Dataset entries:

════════

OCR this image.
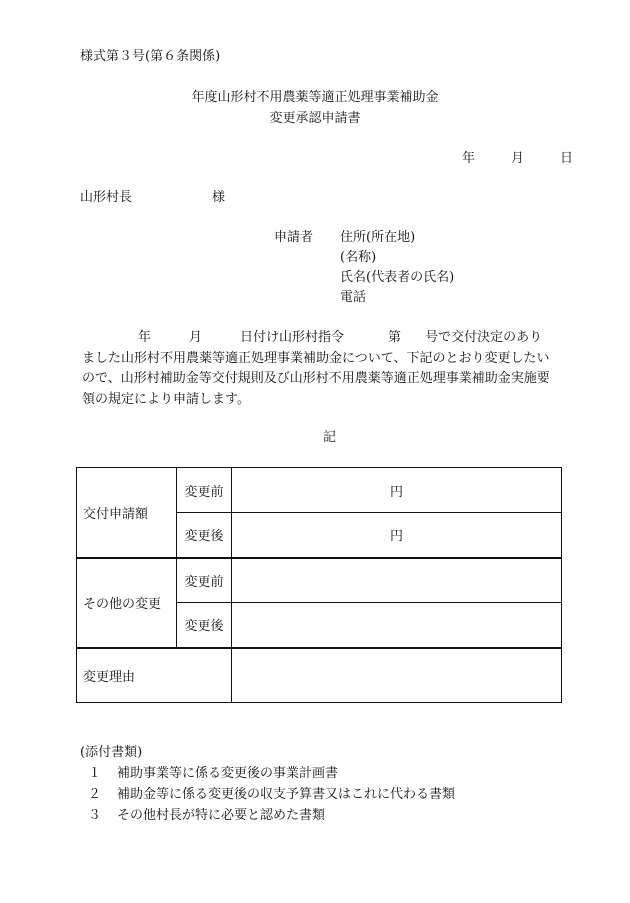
様式第３号(第６条関係)
年度山形村不用農薬等適正処理事業補助金
変更承認申請書
年	月	日
山形村長	様
申請者 住所(所在地)
(名称)
氏名(代表者の氏名)
電話
年	月	日付け山形村指令	第 号で交付決定のあり
ました山形村不用農薬等適正処理事業補助金について、下記のとおり変更したい
ので、山形村補助金等交付規則及び山形村不用農薬等適正処理事業補助金実施要
領の規定により申請します。
記
交付申請額	変更前	円
	変更後	円
その他の変更	変更前	
	変更後	
変更理由		
(添付書類)
１ 補助事業等に係る変更後の事業計画書
２ 補助金等に係る変更後の収支予算書又はこれに代わる書類
３ その他村長が特に必要と認めた書類
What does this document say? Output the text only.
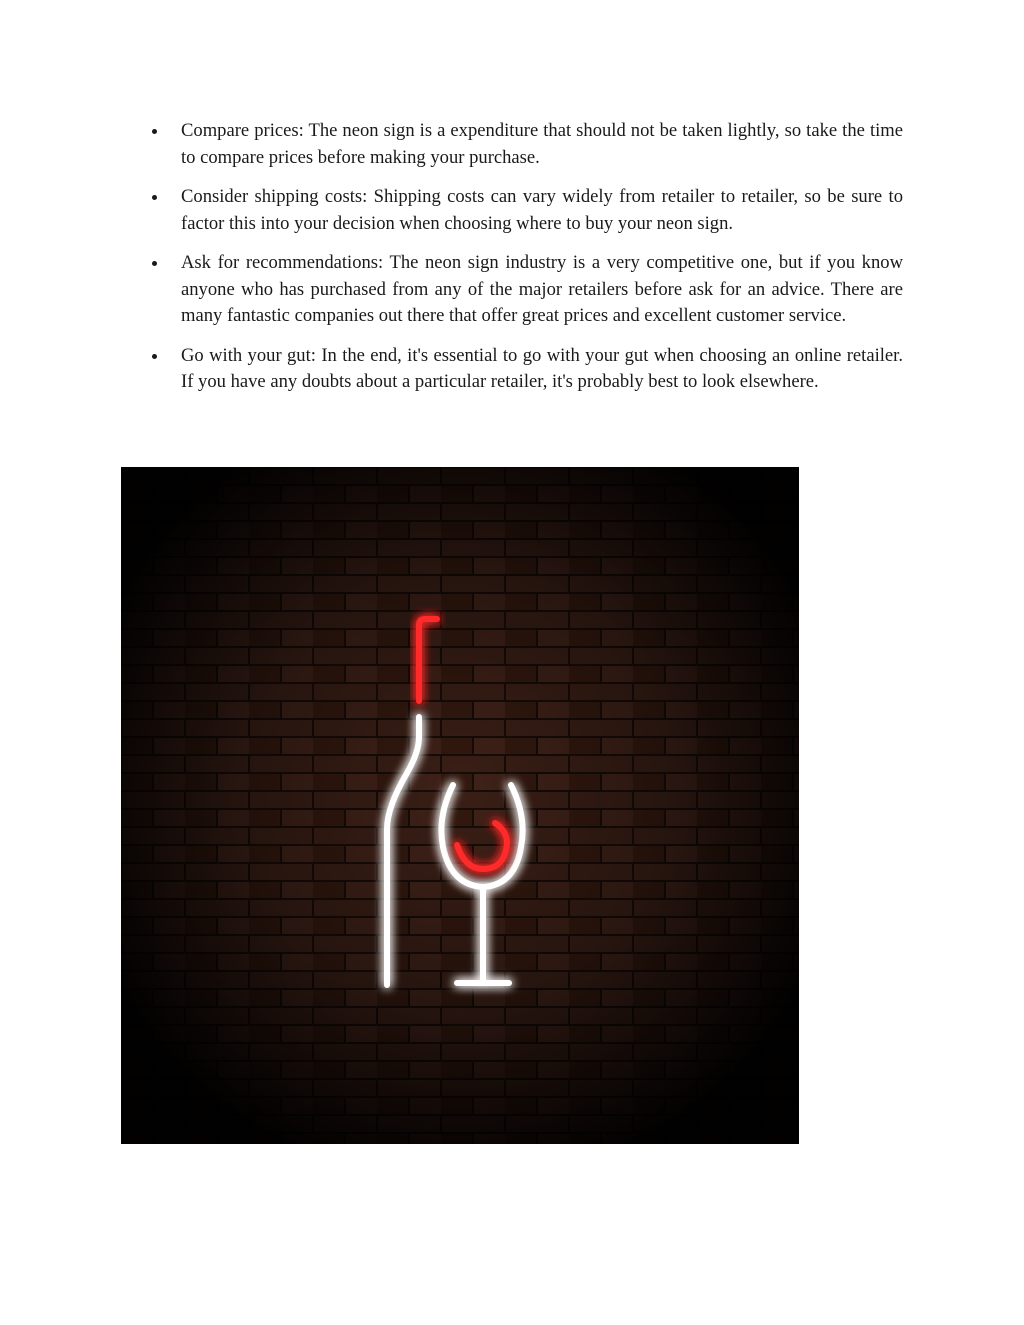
Compare prices: The neon sign is a expenditure that should not be taken lightly, so take the time to compare prices before making your purchase.
Consider shipping costs: Shipping costs can vary widely from retailer to retailer, so be sure to factor this into your decision when choosing where to buy your neon sign.
Ask for recommendations: The neon sign industry is a very competitive one, but if you know anyone who has purchased from any of the major retailers before ask for an advice. There are many fantastic companies out there that offer great prices and excellent customer service.
Go with your gut: In the end, it's essential to go with your gut when choosing an online retailer. If you have any doubts about a particular retailer, it's probably best to look elsewhere.
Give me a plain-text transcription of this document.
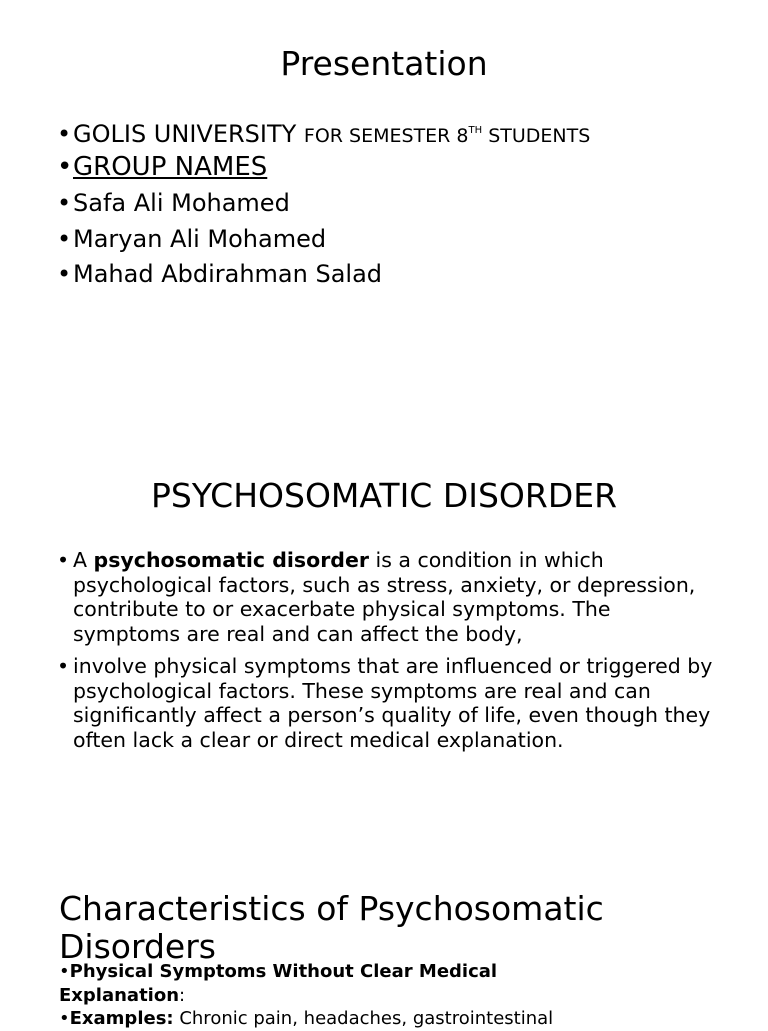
Presentation
• GOLIS UNIVERSITY FOR SEMESTER 8TH STUDENTS
• GROUP NAMES
• Safa Ali Mohamed
• Maryan Ali Mohamed
• Mahad Abdirahman Salad
PSYCHOSOMATIC DISORDER
• A psychosomatic disorder is a condition in which psychological factors, such as stress, anxiety, or depression, contribute to or exacerbate physical symptoms. The symptoms are real and can affect the body,
• involve physical symptoms that are influenced or triggered by psychological factors. These symptoms are real and can significantly affect a person’s quality of life, even though they often lack a clear or direct medical explanation.
Characteristics of Psychosomatic Disorders

•Physical Symptoms Without Clear Medical Explanation:

•Examples: Chronic pain, headaches, gastrointestinal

════════

> **Work required**:
Using the records above, copy each line that contains "Mohamed".

> **Response to this exercise**:
• Safa Ali Mohamed
• Maryan Ali Mohamed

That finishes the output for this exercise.